* Set exercise A
Rewrite the NeoVim regex passage from "Regex Capture Groups: Restructure" to "declarations.", putting "plugins" in place of "macros".
* Set exercise B
In the NeoVim regex passage, what has been the go-to tool for converting text from one structured form to another?

* Supplied passage
>> Begin
Regex Capture Groups: Restructure text using NeoVim
One small issue I’ve encountered lately is being able to quickly and automatically convert text from one structured form to another.
My go-to tool for this has been macros, but regex capture groups should work just as well.
Problem Statement
The example for this post will be converting (parts of) a Poetry-style
pyproject.toml
to a PEP621 style one, specifically, the dependency
declarations.
Transform this:
# Original
[tool.poetry.dependencies]
"discord.py" = "^2.4.0"
prettytable = "^3.10.2"
fuzzywuzzy = {extras = ["speedup"], version = "^0.18.0"}
requests = "^2.32.3"
cashews = "^6.2.0"
gql = {extras = ["aiohttp"], version = "^3.4.1"}
Into this:
# New
dependencies = [
"discord.py>=2.4.0",
"prettytable>=3.10.2",
"fuzzywuzzy[speedup]>=0.18.0",
"requests>=2.32.3",
"cashews>=6.2.0",
"gql[aiohttp]>=3.4.1",
]
Regex Capture Groups 101
Capture groups allow you to store matched sections of the input string and use them elsewhere, in our case, as part of a replacement over the matched string.
>> End
* Entries supplied
>> Begin
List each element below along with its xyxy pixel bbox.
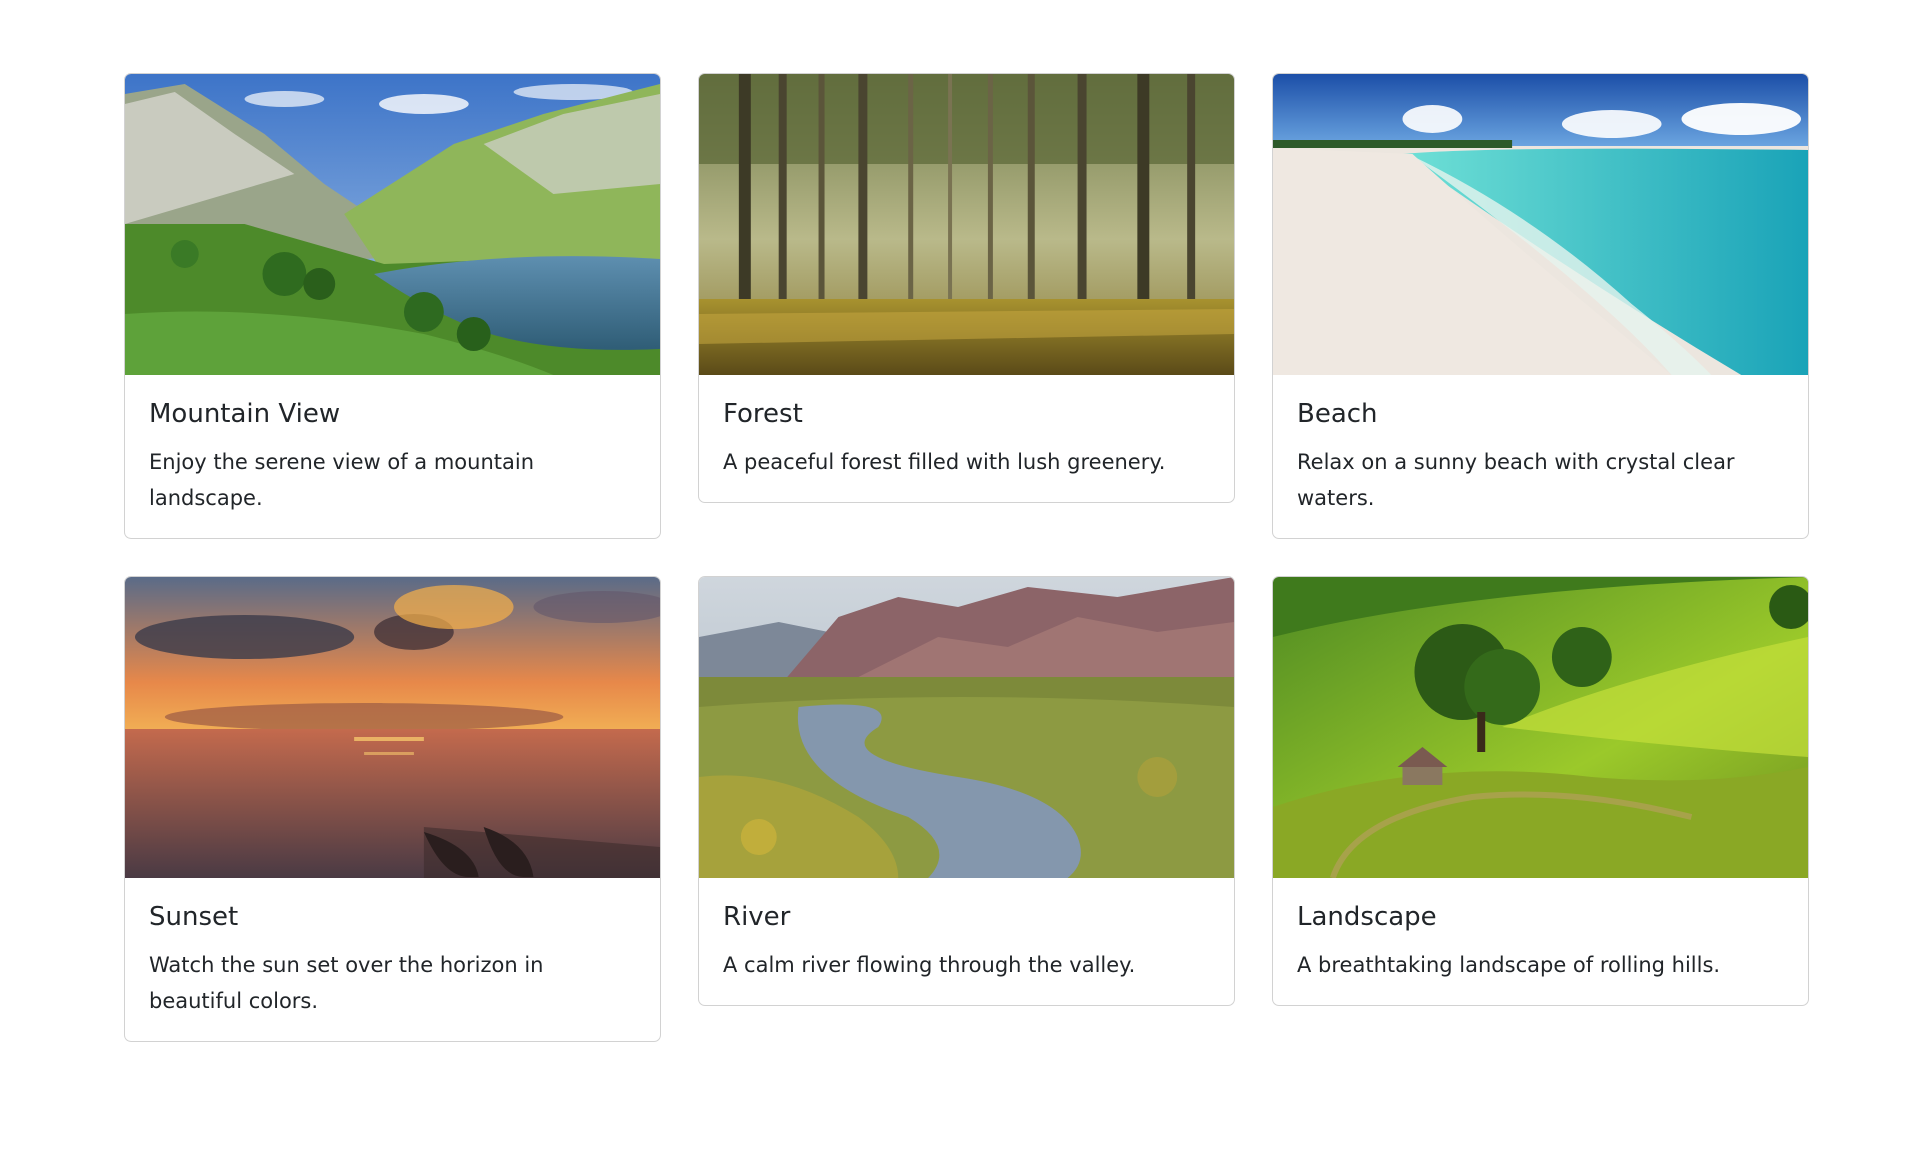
card-title: Landscape: [1297, 902, 1437, 933]
card-sunset[interactable]: Sunset Watch the sun set over the horizo…: [124, 576, 661, 1043]
card-landscape[interactable]: Landscape A breathtaking landscape of ro…: [1272, 576, 1809, 1007]
beach-image: [1273, 74, 1808, 375]
card-title: River: [723, 902, 791, 933]
card-title: Sunset: [149, 902, 239, 933]
card-river[interactable]: River A calm river flowing through the v…: [698, 576, 1235, 1007]
card-text: A peaceful forest filled with lush green…: [723, 450, 1166, 475]
card-title: Forest: [723, 399, 803, 429]
card-body: River A calm river flowing through the v…: [699, 878, 1234, 1005]
card-body: Sunset Watch the sun set over the horizo…: [125, 878, 660, 1041]
card-grid: Mountain View Enjoy the serene view of a…: [124, 73, 1809, 1043]
card-text: A calm river flowing through the valley.: [723, 953, 1136, 978]
mountain-lake-image: [125, 74, 660, 375]
forest-image: [699, 74, 1234, 375]
card-text: Watch the sun set over the horizon in be…: [149, 953, 544, 1014]
card-body: Forest A peaceful forest filled with lus…: [699, 375, 1234, 502]
card-beach[interactable]: Beach Relax on a sunny beach with crysta…: [1272, 73, 1809, 540]
sunset-image: [125, 577, 660, 879]
card-body: Mountain View Enjoy the serene view of a…: [125, 375, 660, 538]
rolling-hills-image: [1273, 577, 1808, 879]
card-text: A breathtaking landscape of rolling hill…: [1297, 953, 1721, 978]
card-text: Enjoy the serene view of a mountain land…: [149, 450, 535, 511]
card-body: Landscape A breathtaking landscape of ro…: [1273, 878, 1808, 1005]
card-mountain-view[interactable]: Mountain View Enjoy the serene view of a…: [124, 73, 661, 540]
card-title: Mountain View: [149, 399, 341, 429]
card-title: Beach: [1297, 399, 1378, 429]
river-image: [699, 577, 1234, 879]
card-forest[interactable]: Forest A peaceful forest filled with lus…: [698, 73, 1235, 504]
card-body: Beach Relax on a sunny beach with crysta…: [1273, 375, 1808, 538]
card-text: Relax on a sunny beach with crystal clea…: [1297, 450, 1735, 511]
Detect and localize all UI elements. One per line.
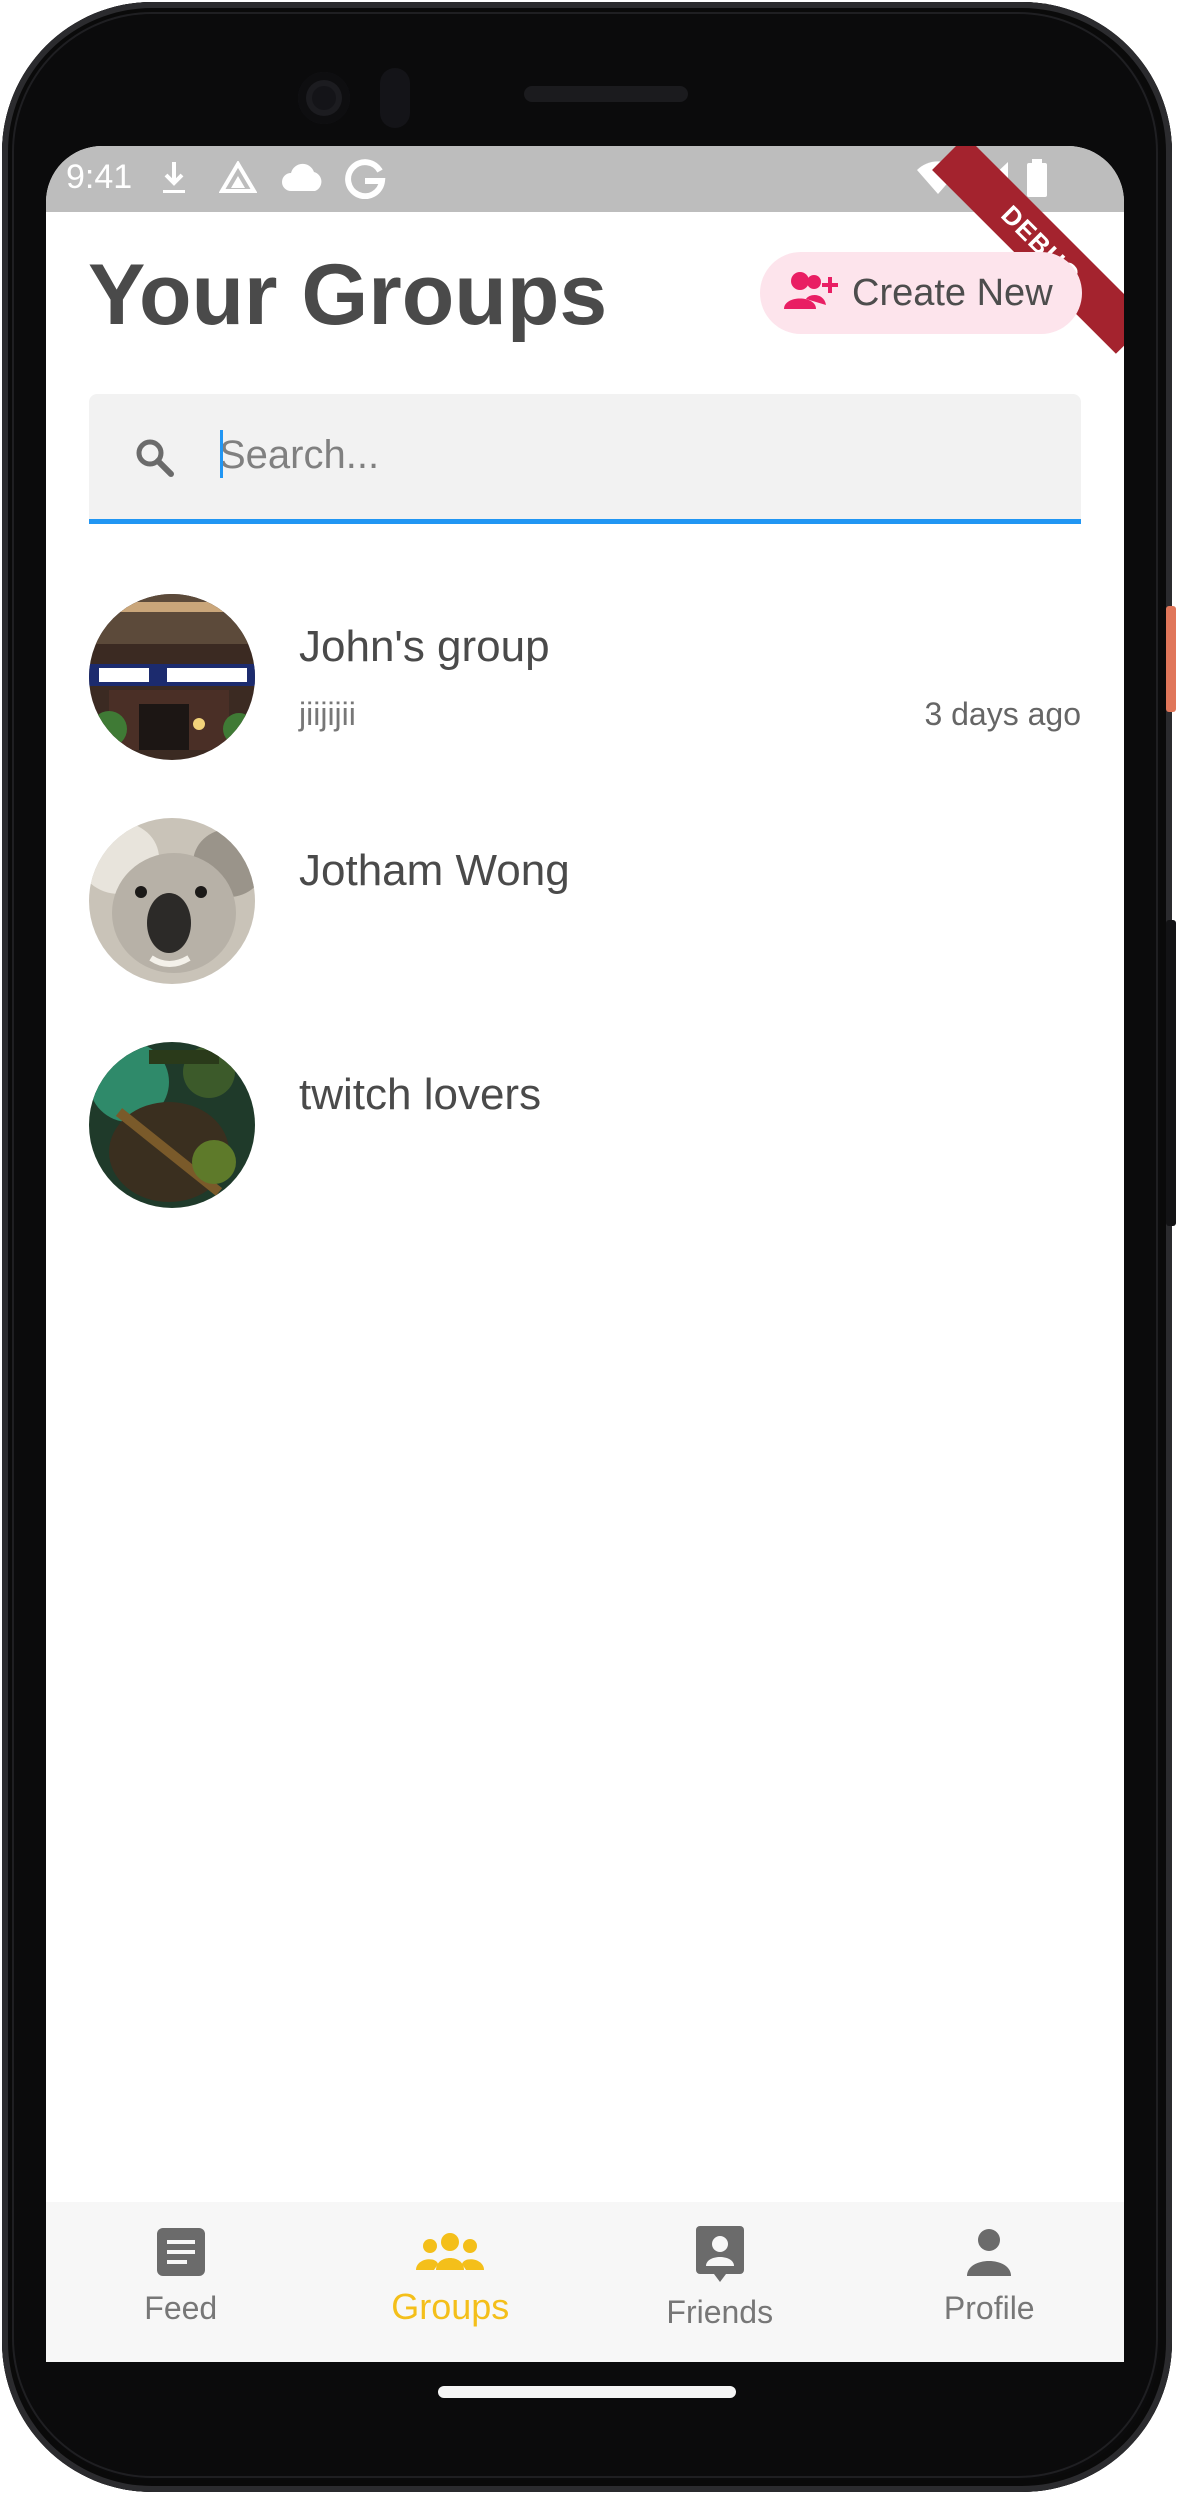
nav-label-profile: Profile	[943, 2290, 1035, 2326]
nav-item-friends[interactable]: Friends	[585, 2202, 855, 2362]
phone-device: 9:41 DEBUG Your Groups Create New Search…	[0, 0, 1178, 2498]
power-button	[1166, 606, 1176, 712]
create-new-label: Create New	[852, 271, 1053, 314]
group-avatar	[89, 1042, 255, 1208]
home-indicator[interactable]	[438, 2386, 736, 2398]
bottom-navigation: Feed Groups Friends Profile	[46, 2202, 1124, 2362]
front-camera	[298, 72, 350, 124]
group-row[interactable]: twitch lovers	[89, 1042, 1081, 1212]
groups-icon	[414, 2224, 486, 2284]
group-avatar	[89, 594, 255, 760]
nav-item-profile[interactable]: Profile	[855, 2202, 1125, 2362]
page-title: Your Groups	[88, 247, 608, 343]
add-user-icon	[782, 271, 840, 315]
nav-label-friends: Friends	[666, 2294, 774, 2330]
group-row[interactable]: Jotham Wong	[89, 818, 1081, 988]
google-g-icon	[342, 158, 388, 199]
cloud-icon	[278, 158, 328, 198]
drive-icon	[216, 158, 260, 198]
search-input[interactable]	[217, 426, 1041, 484]
search-icon	[133, 436, 177, 484]
group-time: 3 days ago	[924, 696, 1081, 732]
group-row[interactable]: John's group jiijijii 3 days ago	[89, 594, 1081, 764]
battery-icon	[1022, 158, 1052, 198]
group-avatar	[89, 818, 255, 984]
person-icon	[961, 2224, 1017, 2284]
app-screen: 9:41 DEBUG Your Groups Create New Search…	[46, 146, 1124, 2362]
nav-item-feed[interactable]: Feed	[46, 2202, 316, 2362]
create-new-button[interactable]: Create New	[760, 252, 1082, 334]
earpiece-speaker	[524, 86, 688, 102]
search-bar[interactable]	[89, 394, 1081, 524]
nav-label-feed: Feed	[144, 2290, 218, 2326]
download-icon	[154, 158, 194, 198]
contact-card-icon	[692, 2224, 748, 2288]
article-icon	[153, 2224, 209, 2284]
volume-button	[1166, 920, 1176, 1226]
group-subtitle: jiijijii	[299, 696, 356, 732]
group-name: twitch lovers	[299, 1070, 542, 1119]
status-time: 9:41	[66, 158, 133, 196]
nav-item-groups[interactable]: Groups	[316, 2202, 586, 2362]
nav-label-groups: Groups	[391, 2286, 510, 2327]
group-name: Jotham Wong	[299, 846, 570, 895]
proximity-sensor	[380, 68, 410, 128]
text-caret	[220, 430, 223, 478]
group-name: John's group	[299, 622, 550, 671]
>> End
* Exercise result A
Regex Capture Groups: Restructure text using NeoVim
One small issue I’ve encountered lately is being able to quickly and automatically convert text from one structured form to another.
My go-to tool for this has been plugins, but regex capture groups should work just as well.
Problem Statement
The example for this post will be converting (parts of) a Poetry-style
pyproject.toml
to a PEP621 style one, specifically, the dependency
declarations.

* Exercise result B
Macros.